L'epico ‘Banel e Adama’, il necessario ‘Black Flies’, l'incolore ‘Firebrand’. E gli applausi alla produzione svizzera ‘Blackbird Blackbird Blackberry’
Frenetiche giornate di Cinema tra commercianti di pellicole, pubblico curioso, addetti ai lavori e una marea di giornalisti di tutti i generi, con prevalenza di chi nel mondo scrive su migliaia di siti e blog, finito da tempo ormai il dominio della carta stampata e le file all’entrata delle proiezioni, un tempo ordinatamente divise tra i vari gradi della stampa e oggi – includendo tutte e tutti – chilometriche, con un aumento dei tempi di attesa. Per fortuna è tornato il sereno sulla Croisette, dove in concorso piovono film e dove è sbarcata una bella produzione svizzera, ma andiamo con ordine.

• _DATI REGISTRATI_:

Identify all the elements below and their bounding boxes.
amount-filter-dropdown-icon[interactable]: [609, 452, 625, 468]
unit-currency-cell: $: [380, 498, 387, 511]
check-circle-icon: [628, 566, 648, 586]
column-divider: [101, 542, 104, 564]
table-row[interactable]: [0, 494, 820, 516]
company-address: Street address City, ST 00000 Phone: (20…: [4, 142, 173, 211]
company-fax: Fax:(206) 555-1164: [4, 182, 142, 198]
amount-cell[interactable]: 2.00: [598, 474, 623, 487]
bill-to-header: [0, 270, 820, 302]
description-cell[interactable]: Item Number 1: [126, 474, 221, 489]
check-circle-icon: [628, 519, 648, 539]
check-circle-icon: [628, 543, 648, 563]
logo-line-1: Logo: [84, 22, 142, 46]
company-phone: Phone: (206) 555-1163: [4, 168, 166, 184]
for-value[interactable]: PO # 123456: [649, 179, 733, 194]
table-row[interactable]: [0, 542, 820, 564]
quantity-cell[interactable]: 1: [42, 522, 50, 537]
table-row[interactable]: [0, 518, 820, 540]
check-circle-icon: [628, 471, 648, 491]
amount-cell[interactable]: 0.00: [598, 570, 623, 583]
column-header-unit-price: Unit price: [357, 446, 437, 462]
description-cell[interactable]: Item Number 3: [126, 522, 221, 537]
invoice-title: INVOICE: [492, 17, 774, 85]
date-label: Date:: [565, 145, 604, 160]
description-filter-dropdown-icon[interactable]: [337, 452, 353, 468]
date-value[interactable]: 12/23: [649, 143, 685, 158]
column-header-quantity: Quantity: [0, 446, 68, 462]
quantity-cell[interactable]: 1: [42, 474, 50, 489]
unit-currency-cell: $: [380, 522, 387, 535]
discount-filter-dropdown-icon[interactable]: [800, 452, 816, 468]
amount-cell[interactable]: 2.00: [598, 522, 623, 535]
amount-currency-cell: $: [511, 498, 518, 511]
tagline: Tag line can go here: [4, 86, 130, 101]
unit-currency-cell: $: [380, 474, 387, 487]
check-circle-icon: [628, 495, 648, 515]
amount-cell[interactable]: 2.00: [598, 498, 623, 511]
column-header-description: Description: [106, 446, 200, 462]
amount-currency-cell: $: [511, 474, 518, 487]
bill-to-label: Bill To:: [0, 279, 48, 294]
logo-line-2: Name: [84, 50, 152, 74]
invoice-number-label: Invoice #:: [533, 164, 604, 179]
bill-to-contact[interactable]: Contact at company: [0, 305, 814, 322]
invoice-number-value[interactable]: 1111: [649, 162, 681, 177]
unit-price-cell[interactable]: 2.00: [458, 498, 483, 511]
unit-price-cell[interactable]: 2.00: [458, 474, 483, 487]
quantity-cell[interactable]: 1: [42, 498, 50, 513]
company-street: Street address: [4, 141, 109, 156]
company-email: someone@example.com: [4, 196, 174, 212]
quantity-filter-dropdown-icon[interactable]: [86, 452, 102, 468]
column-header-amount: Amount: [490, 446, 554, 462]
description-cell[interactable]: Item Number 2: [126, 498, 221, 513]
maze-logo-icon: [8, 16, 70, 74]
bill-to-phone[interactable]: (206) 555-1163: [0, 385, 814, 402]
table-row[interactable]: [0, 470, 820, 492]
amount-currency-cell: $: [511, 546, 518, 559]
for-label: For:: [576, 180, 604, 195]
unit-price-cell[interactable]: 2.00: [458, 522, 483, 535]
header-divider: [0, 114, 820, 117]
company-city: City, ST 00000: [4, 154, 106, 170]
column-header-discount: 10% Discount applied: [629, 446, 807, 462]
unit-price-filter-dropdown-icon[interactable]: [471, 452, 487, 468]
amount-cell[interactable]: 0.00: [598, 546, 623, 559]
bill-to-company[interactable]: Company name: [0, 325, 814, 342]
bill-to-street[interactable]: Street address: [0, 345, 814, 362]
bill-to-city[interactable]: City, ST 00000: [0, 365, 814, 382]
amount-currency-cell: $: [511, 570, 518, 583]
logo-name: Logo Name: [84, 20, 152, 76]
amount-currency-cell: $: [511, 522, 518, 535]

• _PROBLEMI DA RISOLVERE_:
• 1. Risponda alle seguenti domande sul testo di lettura:
(a) Quale aggettivo accompagna il titolo ‘Black Flies’?
(b) Come erano divise un tempo le file all'entrata delle proiezioni?
(c) Di quale paese è la produzione ‘Blackbird Blackbird Blackberry’?
• 2. Trascriva fedelmente il brano del testo di lettura che inizia con le parole "L'epico ‘Banel e" e termina con "andiamo con ordine.".
I dati non hanno alcun ruolo in questo esercizio.

• _RISPOSTE CORRETTE_:
• 1.
(a) Necessario.
(b) Ordinatamente, tra i vari gradi della stampa.
(c) Della Svizzera.

• 2.
L'epico ‘Banel e Adama’, il necessario ‘Black Flies’, l'incolore ‘Firebrand’. E gli applausi alla produzione svizzera ‘Blackbird Blackbird Blackberry’
Frenetiche giornate di Cinema tra commercianti di pellicole, pubblico curioso, addetti ai lavori e una marea di giornalisti di tutti i generi, con prevalenza di chi nel mondo scrive su migliaia di siti e blog, finito da tempo ormai il dominio della carta stampata e le file all’entrata delle proiezioni, un tempo ordinatamente divise tra i vari gradi della stampa e oggi – includendo tutte e tutti – chilometriche, con un aumento dei tempi di attesa. Per fortuna è tornato il sereno sulla Croisette, dove in concorso piovono film e dove è sbarcata una bella produzione svizzera, ma andiamo con ordine.